Report all lines from the entries below in which "pecuniam" appears.
════════════════
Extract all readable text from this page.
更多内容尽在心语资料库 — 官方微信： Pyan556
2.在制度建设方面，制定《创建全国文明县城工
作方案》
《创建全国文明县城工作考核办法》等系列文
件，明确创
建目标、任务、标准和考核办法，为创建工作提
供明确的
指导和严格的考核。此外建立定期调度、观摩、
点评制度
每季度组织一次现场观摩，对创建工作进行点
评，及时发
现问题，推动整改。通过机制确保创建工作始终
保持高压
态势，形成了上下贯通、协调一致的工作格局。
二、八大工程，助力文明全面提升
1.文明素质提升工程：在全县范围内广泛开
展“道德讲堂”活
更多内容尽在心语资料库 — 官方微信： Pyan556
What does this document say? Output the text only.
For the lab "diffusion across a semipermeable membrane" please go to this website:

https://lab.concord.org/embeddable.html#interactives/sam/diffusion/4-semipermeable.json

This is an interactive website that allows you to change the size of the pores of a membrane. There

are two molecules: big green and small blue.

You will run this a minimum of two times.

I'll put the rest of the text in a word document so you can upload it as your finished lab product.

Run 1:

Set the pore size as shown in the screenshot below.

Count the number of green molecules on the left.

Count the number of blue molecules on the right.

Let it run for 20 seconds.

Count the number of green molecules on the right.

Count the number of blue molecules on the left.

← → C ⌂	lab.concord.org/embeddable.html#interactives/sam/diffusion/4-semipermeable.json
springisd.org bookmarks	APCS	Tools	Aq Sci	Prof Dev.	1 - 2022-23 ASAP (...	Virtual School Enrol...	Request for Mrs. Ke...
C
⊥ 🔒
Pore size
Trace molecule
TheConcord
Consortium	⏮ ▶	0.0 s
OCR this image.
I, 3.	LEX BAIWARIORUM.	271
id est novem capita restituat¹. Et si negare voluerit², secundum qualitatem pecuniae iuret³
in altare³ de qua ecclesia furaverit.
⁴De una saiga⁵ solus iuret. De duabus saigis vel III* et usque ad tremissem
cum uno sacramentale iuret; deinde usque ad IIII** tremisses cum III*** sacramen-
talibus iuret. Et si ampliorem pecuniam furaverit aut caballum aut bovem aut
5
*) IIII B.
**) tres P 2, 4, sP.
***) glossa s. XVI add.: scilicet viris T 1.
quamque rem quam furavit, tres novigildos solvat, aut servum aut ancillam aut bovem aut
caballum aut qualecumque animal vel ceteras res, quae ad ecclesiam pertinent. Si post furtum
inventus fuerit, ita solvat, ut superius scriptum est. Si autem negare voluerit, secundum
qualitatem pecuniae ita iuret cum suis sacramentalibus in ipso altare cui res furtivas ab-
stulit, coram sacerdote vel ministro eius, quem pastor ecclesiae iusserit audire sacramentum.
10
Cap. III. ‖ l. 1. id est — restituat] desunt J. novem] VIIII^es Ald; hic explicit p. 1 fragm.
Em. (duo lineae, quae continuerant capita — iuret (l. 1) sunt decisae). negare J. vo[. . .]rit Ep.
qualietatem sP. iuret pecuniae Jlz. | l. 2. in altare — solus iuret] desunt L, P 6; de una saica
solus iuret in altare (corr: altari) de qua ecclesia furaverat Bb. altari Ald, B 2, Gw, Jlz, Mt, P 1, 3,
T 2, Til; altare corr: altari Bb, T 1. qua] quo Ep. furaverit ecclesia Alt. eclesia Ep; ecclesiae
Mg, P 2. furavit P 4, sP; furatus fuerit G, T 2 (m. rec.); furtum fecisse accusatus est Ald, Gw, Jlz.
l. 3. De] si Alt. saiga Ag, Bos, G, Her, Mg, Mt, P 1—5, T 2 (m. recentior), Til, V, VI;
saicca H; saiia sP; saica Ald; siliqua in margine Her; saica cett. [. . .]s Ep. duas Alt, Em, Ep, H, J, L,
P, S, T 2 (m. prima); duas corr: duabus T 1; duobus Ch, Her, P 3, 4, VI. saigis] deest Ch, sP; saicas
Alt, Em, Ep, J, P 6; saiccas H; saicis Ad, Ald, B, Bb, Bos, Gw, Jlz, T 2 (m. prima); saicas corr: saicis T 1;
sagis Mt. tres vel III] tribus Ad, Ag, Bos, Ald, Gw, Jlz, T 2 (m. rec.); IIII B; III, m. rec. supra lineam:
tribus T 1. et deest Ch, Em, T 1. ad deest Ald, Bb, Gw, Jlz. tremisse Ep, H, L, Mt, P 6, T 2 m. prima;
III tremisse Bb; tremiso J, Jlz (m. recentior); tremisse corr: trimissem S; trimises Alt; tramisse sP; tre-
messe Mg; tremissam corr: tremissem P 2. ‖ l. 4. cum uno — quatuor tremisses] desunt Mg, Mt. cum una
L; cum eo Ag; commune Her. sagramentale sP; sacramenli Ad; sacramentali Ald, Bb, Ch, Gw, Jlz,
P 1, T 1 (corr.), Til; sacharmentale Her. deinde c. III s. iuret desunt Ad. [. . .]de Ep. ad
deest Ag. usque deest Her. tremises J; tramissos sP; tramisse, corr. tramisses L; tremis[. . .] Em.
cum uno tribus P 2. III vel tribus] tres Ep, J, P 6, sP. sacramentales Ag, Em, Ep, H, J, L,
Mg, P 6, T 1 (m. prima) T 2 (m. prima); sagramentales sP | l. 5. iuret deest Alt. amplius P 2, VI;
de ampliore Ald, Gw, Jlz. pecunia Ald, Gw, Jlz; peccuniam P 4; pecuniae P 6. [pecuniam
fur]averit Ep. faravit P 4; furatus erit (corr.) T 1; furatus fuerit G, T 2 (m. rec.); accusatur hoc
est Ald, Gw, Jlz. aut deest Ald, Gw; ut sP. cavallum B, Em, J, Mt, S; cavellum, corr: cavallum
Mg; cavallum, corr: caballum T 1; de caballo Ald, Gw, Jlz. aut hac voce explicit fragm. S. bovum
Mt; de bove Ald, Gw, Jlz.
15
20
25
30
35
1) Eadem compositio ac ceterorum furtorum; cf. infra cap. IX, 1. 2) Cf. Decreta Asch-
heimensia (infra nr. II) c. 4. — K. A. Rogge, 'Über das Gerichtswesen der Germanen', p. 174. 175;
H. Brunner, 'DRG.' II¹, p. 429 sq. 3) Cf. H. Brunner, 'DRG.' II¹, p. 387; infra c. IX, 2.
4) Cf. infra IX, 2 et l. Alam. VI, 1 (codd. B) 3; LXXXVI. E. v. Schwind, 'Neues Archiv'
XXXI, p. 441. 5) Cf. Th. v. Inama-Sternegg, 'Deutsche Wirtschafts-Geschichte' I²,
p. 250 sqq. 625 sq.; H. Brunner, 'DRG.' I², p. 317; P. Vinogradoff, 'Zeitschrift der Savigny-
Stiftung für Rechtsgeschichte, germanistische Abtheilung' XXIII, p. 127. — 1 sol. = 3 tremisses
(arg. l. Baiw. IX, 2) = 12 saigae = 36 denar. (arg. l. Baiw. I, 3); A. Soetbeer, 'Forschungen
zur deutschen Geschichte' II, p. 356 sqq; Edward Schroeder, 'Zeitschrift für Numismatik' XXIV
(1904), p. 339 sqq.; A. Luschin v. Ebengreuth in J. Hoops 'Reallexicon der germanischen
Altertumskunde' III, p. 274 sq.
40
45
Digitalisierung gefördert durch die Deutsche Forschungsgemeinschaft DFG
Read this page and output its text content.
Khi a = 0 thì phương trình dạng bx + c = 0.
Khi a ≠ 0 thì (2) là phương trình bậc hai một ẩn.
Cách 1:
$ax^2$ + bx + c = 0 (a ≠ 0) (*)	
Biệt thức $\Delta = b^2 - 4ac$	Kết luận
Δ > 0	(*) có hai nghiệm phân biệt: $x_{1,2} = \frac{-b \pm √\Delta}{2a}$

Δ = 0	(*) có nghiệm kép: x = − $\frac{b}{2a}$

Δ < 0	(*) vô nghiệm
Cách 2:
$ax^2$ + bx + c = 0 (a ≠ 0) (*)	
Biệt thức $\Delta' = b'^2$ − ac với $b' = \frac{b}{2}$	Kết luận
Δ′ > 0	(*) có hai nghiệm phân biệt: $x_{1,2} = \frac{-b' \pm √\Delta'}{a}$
════════════════
- _Answer to the task_
talibus iuret. Et si ampliorem pecuniam furaverit aut caballum aut bovem aut
de ampliore Ald, Gw, Jlz. pecunia Ald, Gw, Jlz; peccuniam P 4; pecuniae P 6. [pecuniam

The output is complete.